Give the listing again character for character, but drop the images.

*** Exercise materials

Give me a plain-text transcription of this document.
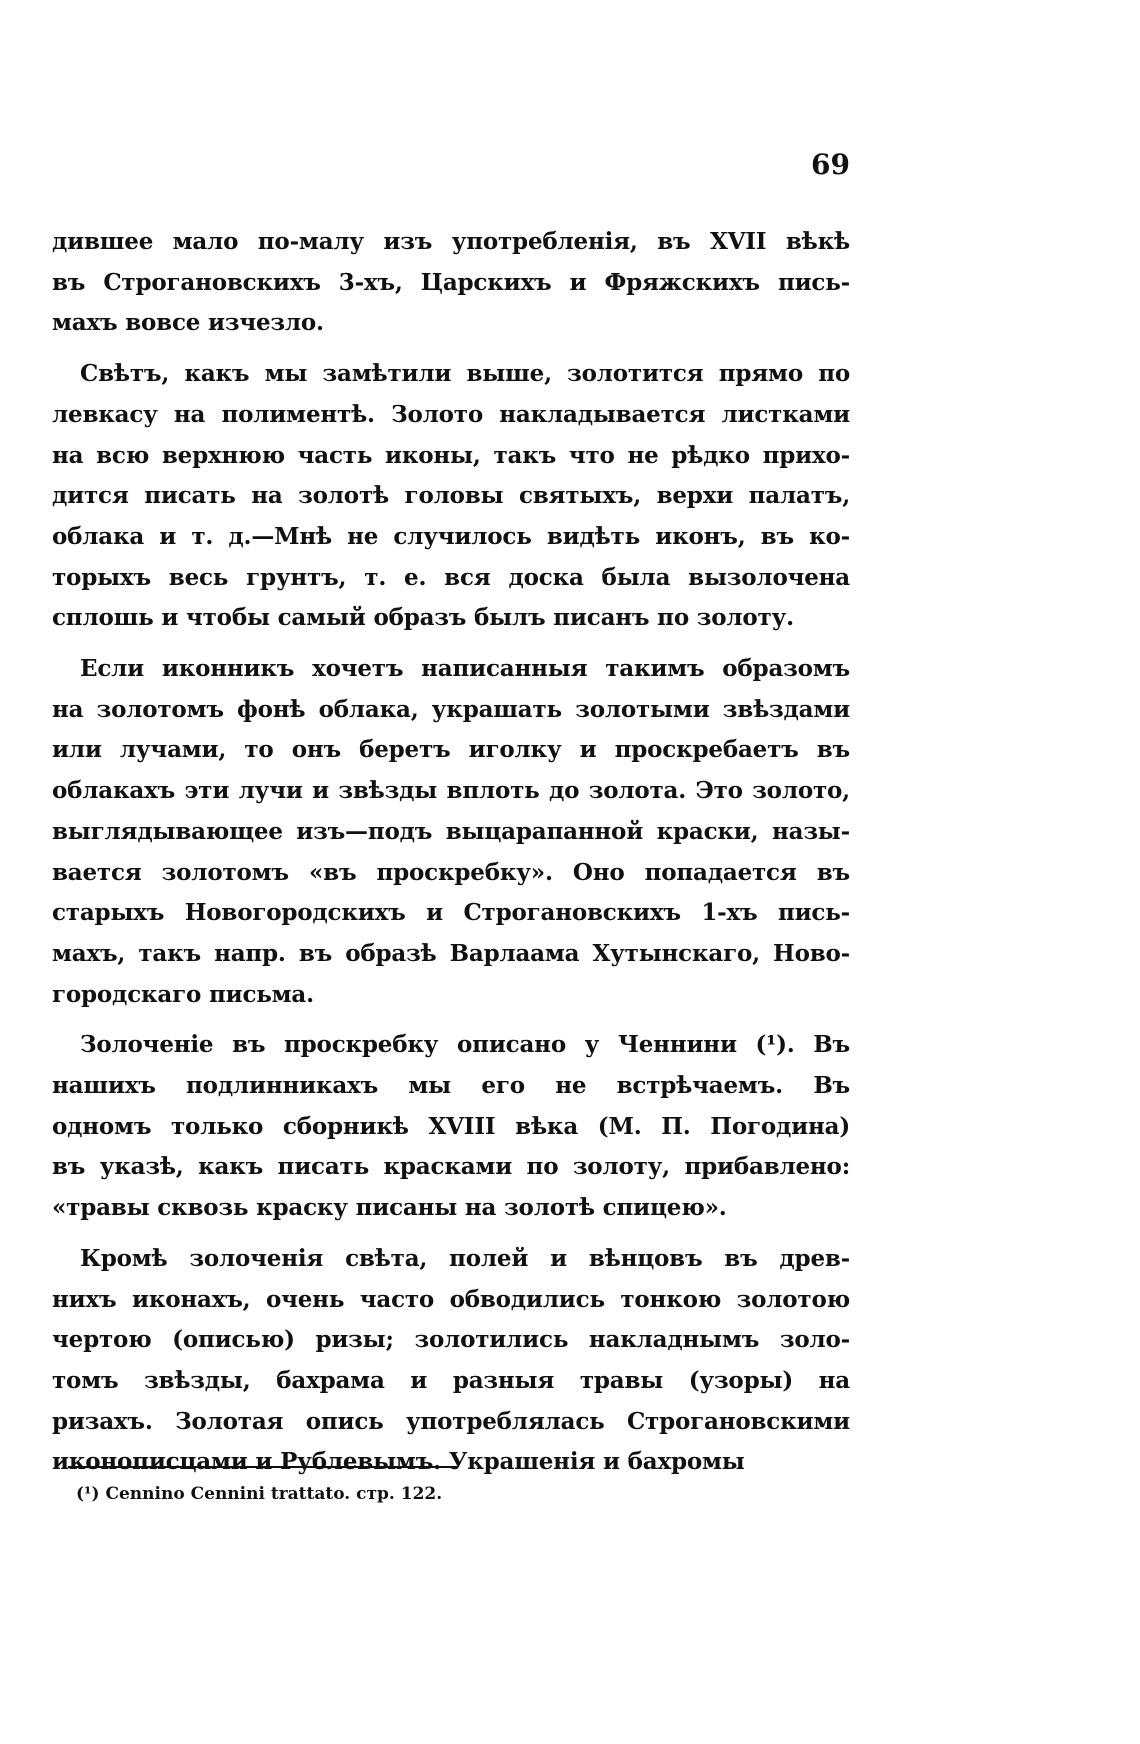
69
дившее мало по-малу изъ употребленія, въ XVII вѣкѣ
въ Строгановскихъ 3-хъ, Царскихъ и Фряжскихъ пись-
махъ вовсе изчезло.
Свѣтъ, какъ мы замѣтили выше, золотится прямо по
левкасу на полиментѣ. Золото накладывается листками
на всю верхнюю часть иконы, такъ что не рѣдко прихо-
дится писать на золотѣ головы святыхъ, верхи палатъ,
облака и т. д.—Мнѣ не случилось видѣть иконъ, въ ко-
торыхъ весь грунтъ, т. е. вся доска была вызолочена
сплошь и чтобы самый образъ былъ писанъ по золоту.
Если иконникъ хочетъ написанныя такимъ образомъ
на золотомъ фонѣ облака, украшать золотыми звѣздами
или лучами, то онъ беретъ иголку и проскребаетъ въ
облакахъ эти лучи и звѣзды вплоть до золота. Это золото,
выглядывающее изъ—подъ выцарапанной краски, назы-
вается золотомъ «въ проскребку». Оно попадается въ
старыхъ Новогородскихъ и Строгановскихъ 1-хъ пись-
махъ, такъ напр. въ образѣ Варлаама Хутынскаго, Ново-
городскаго письма.
Золоченіе въ проскребку описано у Ченнини (¹). Въ
нашихъ подлинникахъ мы его не встрѣчаемъ. Въ
одномъ только сборникѣ XVIII вѣка (М. П. Погодина)
въ указѣ, какъ писать красками по золоту, прибавлено:
«травы сквозь краску писаны на золотѣ спицею».
Кромѣ золоченія свѣта, полей и вѣнцовъ въ древ-
нихъ иконахъ, очень часто обводились тонкою золотою
чертою (описью) ризы; золотились накладнымъ золо-
томъ звѣзды, бахрама и разныя травы (узоры) на
ризахъ. Золотая опись употреблялась Строгановскими
иконописцами и Рублевымъ. Украшенія и бахромы
(¹) Cennino Cennini trattato. стр. 122.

******

* [Complete answer]:
Give me a plain-text transcription of this document.
69
дившее мало по-малу изъ употребленія, въ XVII вѣкѣ
въ Строгановскихъ 3-хъ, Царскихъ и Фряжскихъ пись-
махъ вовсе изчезло.
Свѣтъ, какъ мы замѣтили выше, золотится прямо по
левкасу на полиментѣ. Золото накладывается листками
на всю верхнюю часть иконы, такъ что не рѣдко прихо-
дится писать на золотѣ головы святыхъ, верхи палатъ,
облака и т. д.—Мнѣ не случилось видѣть иконъ, въ ко-
торыхъ весь грунтъ, т. е. вся доска была вызолочена
сплошь и чтобы самый образъ былъ писанъ по золоту.
Если иконникъ хочетъ написанныя такимъ образомъ
на золотомъ фонѣ облака, украшать золотыми звѣздами
или лучами, то онъ беретъ иголку и проскребаетъ въ
облакахъ эти лучи и звѣзды вплоть до золота. Это золото,
выглядывающее изъ—подъ выцарапанной краски, назы-
вается золотомъ «въ проскребку». Оно попадается въ
старыхъ Новогородскихъ и Строгановскихъ 1-хъ пись-
махъ, такъ напр. въ образѣ Варлаама Хутынскаго, Ново-
городскаго письма.
Золоченіе въ проскребку описано у Ченнини (¹). Въ
нашихъ подлинникахъ мы его не встрѣчаемъ. Въ
одномъ только сборникѣ XVIII вѣка (М. П. Погодина)
въ указѣ, какъ писать красками по золоту, прибавлено:
«травы сквозь краску писаны на золотѣ спицею».
Кромѣ золоченія свѣта, полей и вѣнцовъ въ древ-
нихъ иконахъ, очень часто обводились тонкою золотою
чертою (описью) ризы; золотились накладнымъ золо-
томъ звѣзды, бахрама и разныя травы (узоры) на
ризахъ. Золотая опись употреблялась Строгановскими
иконописцами и Рублевымъ. Украшенія и бахромы
(¹) Cennino Cennini trattato. стр. 122.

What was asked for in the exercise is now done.